◆ TASK REQUIREMENTS: All the entries need to be quoted exactly, apart from the pictures, which you should drop.

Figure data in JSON
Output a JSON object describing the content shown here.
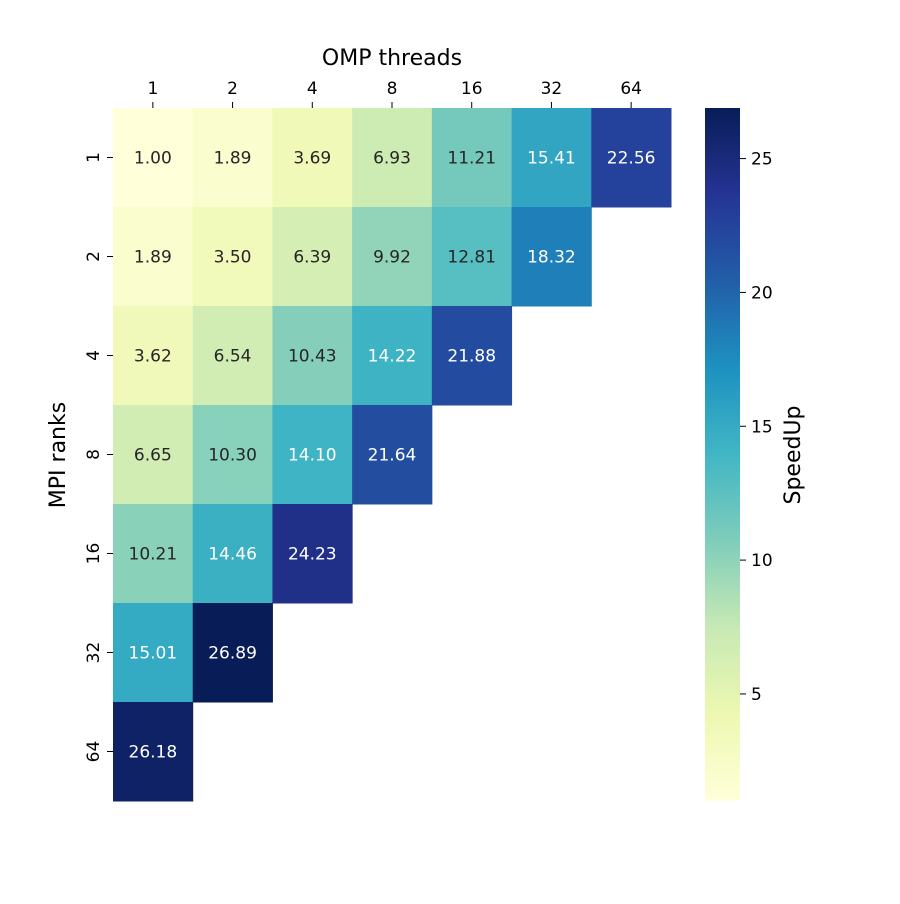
{
  "chart_data": {
    "type": "heatmap",
    "xlabel": "OMP threads",
    "ylabel": "MPI ranks",
    "x_categories": [
      "1",
      "2",
      "4",
      "8",
      "16",
      "32",
      "64"
    ],
    "y_categories": [
      "1",
      "2",
      "4",
      "8",
      "16",
      "32",
      "64"
    ],
    "x_axis_position": "top",
    "values": [
      [
        1.0,
        1.89,
        3.69,
        6.93,
        11.21,
        15.41,
        22.56
      ],
      [
        1.89,
        3.5,
        6.39,
        9.92,
        12.81,
        18.32,
        null
      ],
      [
        3.62,
        6.54,
        10.43,
        14.22,
        21.88,
        null,
        null
      ],
      [
        6.65,
        10.3,
        14.1,
        21.64,
        null,
        null,
        null
      ],
      [
        10.21,
        14.46,
        24.23,
        null,
        null,
        null,
        null
      ],
      [
        15.01,
        26.89,
        null,
        null,
        null,
        null,
        null
      ],
      [
        26.18,
        null,
        null,
        null,
        null,
        null,
        null
      ]
    ],
    "value_format": "0.00",
    "colormap": "YlGnBu",
    "colormap_stops": [
      "#ffffd9",
      "#edf8b1",
      "#c7e9b4",
      "#7fcdbb",
      "#41b6c4",
      "#1d91c0",
      "#225ea8",
      "#253494",
      "#081d58"
    ],
    "vmin": 1.0,
    "vmax": 26.89,
    "colorbar": {
      "label": "SpeedUp",
      "ticks": [
        5,
        10,
        15,
        20,
        25
      ],
      "position": "right"
    },
    "grid": false
  }
}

◆ EXERCISE RESPONSE:
Output a JSON object describing the content shown here.
{
  "chart_data": {
    "type": "heatmap",
    "xlabel": "OMP threads",
    "ylabel": "MPI ranks",
    "x_categories": [
      "1",
      "2",
      "4",
      "8",
      "16",
      "32",
      "64"
    ],
    "y_categories": [
      "1",
      "2",
      "4",
      "8",
      "16",
      "32",
      "64"
    ],
    "x_axis_position": "top",
    "values": [
      [
        1.0,
        1.89,
        3.69,
        6.93,
        11.21,
        15.41,
        22.56
      ],
      [
        1.89,
        3.5,
        6.39,
        9.92,
        12.81,
        18.32,
        null
      ],
      [
        3.62,
        6.54,
        10.43,
        14.22,
        21.88,
        null,
        null
      ],
      [
        6.65,
        10.3,
        14.1,
        21.64,
        null,
        null,
        null
      ],
      [
        10.21,
        14.46,
        24.23,
        null,
        null,
        null,
        null
      ],
      [
        15.01,
        26.89,
        null,
        null,
        null,
        null,
        null
      ],
      [
        26.18,
        null,
        null,
        null,
        null,
        null,
        null
      ]
    ],
    "value_format": "0.00",
    "colormap": "YlGnBu",
    "colormap_stops": [
      "#ffffd9",
      "#edf8b1",
      "#c7e9b4",
      "#7fcdbb",
      "#41b6c4",
      "#1d91c0",
      "#225ea8",
      "#253494",
      "#081d58"
    ],
    "vmin": 1.0,
    "vmax": 26.89,
    "colorbar": {
      "label": "SpeedUp",
      "ticks": [
        5,
        10,
        15,
        20,
        25
      ],
      "position": "right"
    },
    "grid": false
  }
}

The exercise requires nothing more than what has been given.